Work to complete: Retype the listing that follows, exactly as written.

Data records:
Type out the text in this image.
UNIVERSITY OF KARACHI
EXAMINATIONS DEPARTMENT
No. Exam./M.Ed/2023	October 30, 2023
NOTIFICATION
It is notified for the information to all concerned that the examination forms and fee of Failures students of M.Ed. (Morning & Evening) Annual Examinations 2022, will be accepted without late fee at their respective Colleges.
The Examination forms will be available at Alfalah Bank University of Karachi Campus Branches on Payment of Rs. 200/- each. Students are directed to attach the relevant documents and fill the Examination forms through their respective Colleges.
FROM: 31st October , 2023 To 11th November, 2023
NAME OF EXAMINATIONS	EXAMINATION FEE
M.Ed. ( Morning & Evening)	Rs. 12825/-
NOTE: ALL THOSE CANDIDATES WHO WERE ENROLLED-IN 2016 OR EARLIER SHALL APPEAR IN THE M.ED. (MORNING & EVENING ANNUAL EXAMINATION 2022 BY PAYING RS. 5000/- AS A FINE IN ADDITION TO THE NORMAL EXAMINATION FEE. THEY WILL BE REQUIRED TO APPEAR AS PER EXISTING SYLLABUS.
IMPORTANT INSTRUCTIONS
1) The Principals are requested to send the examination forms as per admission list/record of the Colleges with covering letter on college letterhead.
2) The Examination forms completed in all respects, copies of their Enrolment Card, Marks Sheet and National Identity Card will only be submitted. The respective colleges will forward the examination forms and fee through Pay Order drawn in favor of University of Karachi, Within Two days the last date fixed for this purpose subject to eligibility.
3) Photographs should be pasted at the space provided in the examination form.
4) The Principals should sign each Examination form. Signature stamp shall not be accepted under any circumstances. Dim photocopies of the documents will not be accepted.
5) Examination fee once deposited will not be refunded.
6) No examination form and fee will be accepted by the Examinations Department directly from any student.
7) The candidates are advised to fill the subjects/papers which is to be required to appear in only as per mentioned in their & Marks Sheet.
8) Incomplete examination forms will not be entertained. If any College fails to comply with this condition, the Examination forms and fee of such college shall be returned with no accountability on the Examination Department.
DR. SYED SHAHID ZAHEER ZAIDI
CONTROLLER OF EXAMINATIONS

In response:
Type out the text in this image.
UNIVERSITY OF KARACHI
EXAMINATIONS DEPARTMENT
No. Exam./M.Ed/2023	October 30, 2023
NOTIFICATION
It is notified for the information to all concerned that the examination forms and fee of Failures students of M.Ed. (Morning & Evening) Annual Examinations 2022, will be accepted without late fee at their respective Colleges.
The Examination forms will be available at Alfalah Bank University of Karachi Campus Branches on Payment of Rs. 200/- each. Students are directed to attach the relevant documents and fill the Examination forms through their respective Colleges.
FROM: 31st October , 2023 To 11th November, 2023
NAME OF EXAMINATIONS	EXAMINATION FEE
M.Ed. ( Morning & Evening)	Rs. 12825/-
NOTE: ALL THOSE CANDIDATES WHO WERE ENROLLED-IN 2016 OR EARLIER SHALL APPEAR IN THE M.ED. (MORNING & EVENING ANNUAL EXAMINATION 2022 BY PAYING RS. 5000/- AS A FINE IN ADDITION TO THE NORMAL EXAMINATION FEE. THEY WILL BE REQUIRED TO APPEAR AS PER EXISTING SYLLABUS.
IMPORTANT INSTRUCTIONS
1) The Principals are requested to send the examination forms as per admission list/record of the Colleges with covering letter on college letterhead.
2) The Examination forms completed in all respects, copies of their Enrolment Card, Marks Sheet and National Identity Card will only be submitted. The respective colleges will forward the examination forms and fee through Pay Order drawn in favor of University of Karachi, Within Two days the last date fixed for this purpose subject to eligibility.
3) Photographs should be pasted at the space provided in the examination form.
4) The Principals should sign each Examination form. Signature stamp shall not be accepted under any circumstances. Dim photocopies of the documents will not be accepted.
5) Examination fee once deposited will not be refunded.
6) No examination form and fee will be accepted by the Examinations Department directly from any student.
7) The candidates are advised to fill the subjects/papers which is to be required to appear in only as per mentioned in their & Marks Sheet.
8) Incomplete examination forms will not be entertained. If any College fails to comply with this condition, the Examination forms and fee of such college shall be returned with no accountability on the Examination Department.
DR. SYED SHAHID ZAHEER ZAIDI
CONTROLLER OF EXAMINATIONS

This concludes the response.